Given data:
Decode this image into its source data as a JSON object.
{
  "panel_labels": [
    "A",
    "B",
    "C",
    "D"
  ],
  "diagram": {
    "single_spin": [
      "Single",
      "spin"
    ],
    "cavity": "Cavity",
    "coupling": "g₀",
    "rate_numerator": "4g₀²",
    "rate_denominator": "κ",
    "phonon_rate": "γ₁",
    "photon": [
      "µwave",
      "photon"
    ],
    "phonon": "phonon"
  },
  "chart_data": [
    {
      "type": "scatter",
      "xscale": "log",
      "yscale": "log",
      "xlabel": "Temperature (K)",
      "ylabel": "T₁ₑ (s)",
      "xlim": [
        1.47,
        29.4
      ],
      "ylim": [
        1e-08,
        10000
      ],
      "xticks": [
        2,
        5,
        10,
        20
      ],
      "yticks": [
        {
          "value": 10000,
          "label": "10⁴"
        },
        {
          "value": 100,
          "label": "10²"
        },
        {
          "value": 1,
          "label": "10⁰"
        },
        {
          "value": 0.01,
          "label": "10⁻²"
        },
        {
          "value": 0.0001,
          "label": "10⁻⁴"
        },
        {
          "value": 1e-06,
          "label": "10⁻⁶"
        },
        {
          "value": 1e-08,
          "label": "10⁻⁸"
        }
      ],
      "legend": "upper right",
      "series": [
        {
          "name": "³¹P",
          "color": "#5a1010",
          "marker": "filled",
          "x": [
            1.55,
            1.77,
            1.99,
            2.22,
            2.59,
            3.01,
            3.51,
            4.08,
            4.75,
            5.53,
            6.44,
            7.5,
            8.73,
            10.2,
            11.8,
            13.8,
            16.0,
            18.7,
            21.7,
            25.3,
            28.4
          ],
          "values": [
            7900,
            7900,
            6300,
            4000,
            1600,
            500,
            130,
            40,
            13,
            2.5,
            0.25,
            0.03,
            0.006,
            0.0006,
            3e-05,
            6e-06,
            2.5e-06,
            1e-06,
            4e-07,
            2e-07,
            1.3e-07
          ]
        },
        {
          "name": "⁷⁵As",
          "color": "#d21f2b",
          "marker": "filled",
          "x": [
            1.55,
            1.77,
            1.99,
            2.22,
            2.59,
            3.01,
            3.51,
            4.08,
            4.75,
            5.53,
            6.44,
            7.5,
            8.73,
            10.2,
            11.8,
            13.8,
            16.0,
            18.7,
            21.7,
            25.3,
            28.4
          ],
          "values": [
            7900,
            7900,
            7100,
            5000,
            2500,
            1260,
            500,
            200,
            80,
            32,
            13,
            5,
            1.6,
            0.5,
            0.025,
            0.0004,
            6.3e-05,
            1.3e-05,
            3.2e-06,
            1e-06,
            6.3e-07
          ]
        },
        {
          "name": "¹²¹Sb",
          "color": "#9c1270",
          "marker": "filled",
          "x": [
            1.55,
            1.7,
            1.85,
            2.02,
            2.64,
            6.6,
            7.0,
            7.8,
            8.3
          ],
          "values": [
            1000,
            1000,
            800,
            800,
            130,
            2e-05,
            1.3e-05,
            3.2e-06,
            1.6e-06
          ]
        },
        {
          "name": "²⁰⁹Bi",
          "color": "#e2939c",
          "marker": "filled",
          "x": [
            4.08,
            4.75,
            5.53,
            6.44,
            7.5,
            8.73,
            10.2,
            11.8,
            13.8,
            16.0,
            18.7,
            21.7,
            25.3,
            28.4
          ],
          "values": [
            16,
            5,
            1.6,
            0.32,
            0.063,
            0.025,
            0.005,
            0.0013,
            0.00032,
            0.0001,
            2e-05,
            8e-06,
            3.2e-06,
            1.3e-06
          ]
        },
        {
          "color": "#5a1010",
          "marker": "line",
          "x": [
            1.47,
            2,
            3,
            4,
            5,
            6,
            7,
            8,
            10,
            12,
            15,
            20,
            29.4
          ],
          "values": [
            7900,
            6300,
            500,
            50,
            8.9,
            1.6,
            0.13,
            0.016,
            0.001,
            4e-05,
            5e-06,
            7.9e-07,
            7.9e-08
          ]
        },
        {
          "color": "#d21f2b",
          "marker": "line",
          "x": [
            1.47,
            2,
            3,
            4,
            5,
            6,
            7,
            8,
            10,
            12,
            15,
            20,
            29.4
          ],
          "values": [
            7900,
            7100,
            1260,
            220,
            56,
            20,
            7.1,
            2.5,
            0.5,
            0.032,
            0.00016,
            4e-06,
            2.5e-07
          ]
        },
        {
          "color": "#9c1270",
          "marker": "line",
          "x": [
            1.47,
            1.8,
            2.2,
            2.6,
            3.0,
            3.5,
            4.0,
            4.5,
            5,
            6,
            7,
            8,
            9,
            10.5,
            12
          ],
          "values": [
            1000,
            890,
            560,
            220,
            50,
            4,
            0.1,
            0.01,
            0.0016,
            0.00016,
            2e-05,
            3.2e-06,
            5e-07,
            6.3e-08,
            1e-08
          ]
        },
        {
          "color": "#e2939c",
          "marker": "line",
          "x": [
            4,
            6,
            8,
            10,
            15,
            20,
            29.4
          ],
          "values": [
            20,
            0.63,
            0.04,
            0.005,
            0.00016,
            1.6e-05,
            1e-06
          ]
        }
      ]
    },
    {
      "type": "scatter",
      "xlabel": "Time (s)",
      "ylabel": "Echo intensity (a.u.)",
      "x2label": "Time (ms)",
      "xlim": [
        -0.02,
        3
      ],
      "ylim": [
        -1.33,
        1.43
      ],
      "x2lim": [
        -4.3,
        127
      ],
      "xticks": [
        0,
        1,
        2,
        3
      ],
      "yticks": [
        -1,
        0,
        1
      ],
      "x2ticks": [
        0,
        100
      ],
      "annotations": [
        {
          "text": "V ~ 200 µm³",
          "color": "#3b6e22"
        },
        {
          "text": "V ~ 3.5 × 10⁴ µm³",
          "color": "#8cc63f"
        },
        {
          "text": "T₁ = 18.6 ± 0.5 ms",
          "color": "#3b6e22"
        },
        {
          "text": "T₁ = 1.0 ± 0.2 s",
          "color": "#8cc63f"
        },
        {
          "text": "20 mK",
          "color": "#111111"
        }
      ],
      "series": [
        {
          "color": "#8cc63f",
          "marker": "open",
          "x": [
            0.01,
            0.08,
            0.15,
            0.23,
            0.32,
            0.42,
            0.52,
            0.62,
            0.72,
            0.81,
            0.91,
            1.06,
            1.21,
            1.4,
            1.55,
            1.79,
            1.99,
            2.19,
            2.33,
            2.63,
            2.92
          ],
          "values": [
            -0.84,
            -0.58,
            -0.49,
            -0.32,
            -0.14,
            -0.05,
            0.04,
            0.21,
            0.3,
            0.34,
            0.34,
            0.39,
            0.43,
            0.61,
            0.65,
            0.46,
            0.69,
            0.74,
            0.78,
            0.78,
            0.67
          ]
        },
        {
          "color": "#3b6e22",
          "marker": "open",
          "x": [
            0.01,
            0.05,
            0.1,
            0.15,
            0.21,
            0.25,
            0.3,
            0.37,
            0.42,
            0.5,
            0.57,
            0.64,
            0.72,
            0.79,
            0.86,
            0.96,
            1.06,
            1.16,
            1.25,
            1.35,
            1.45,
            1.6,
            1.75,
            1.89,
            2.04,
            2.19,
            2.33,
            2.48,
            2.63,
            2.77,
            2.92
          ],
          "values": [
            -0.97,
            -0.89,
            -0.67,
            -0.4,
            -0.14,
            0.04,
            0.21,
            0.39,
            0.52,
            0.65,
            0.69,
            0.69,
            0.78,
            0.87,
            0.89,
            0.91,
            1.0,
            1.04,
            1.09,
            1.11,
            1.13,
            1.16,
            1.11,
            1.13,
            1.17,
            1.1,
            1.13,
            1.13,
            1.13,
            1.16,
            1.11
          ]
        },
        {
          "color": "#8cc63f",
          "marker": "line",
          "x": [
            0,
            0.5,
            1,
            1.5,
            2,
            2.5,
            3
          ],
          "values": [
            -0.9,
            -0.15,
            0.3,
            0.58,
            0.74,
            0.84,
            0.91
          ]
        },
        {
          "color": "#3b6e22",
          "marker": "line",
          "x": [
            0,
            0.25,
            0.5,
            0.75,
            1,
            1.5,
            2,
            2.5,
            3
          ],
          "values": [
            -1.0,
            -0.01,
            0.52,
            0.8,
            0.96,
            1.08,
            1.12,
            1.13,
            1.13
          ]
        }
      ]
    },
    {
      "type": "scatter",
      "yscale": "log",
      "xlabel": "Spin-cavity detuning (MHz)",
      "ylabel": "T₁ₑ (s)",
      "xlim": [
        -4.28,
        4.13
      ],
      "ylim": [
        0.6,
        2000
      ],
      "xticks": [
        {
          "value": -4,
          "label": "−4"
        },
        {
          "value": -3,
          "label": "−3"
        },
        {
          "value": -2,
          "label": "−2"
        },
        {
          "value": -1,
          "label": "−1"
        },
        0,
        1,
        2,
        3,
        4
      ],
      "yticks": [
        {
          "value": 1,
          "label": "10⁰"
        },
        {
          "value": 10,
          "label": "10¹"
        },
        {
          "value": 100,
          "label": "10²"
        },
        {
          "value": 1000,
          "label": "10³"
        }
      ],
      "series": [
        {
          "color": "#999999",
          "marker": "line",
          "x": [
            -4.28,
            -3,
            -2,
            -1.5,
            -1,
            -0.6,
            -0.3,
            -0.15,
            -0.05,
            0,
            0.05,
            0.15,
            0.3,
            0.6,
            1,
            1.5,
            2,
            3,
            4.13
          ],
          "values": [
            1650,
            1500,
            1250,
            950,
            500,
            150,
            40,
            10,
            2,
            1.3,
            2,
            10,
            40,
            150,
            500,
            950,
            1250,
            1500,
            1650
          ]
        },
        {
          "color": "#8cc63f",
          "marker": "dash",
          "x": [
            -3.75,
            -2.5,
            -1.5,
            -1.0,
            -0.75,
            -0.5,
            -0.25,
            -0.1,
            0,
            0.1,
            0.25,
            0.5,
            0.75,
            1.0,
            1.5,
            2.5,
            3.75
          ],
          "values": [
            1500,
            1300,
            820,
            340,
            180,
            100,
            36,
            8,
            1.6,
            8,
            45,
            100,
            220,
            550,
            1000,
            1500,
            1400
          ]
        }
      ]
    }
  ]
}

Directions for this task:
Show every line in the records above that contains the word "text".

Exercise output:
          "text": "V ~ 200 µm³",
          "text": "V ~ 3.5 × 10⁴ µm³",
          "text": "T₁ = 18.6 ± 0.5 ms",
          "text": "T₁ = 1.0 ± 0.2 s",
          "text": "20 mK",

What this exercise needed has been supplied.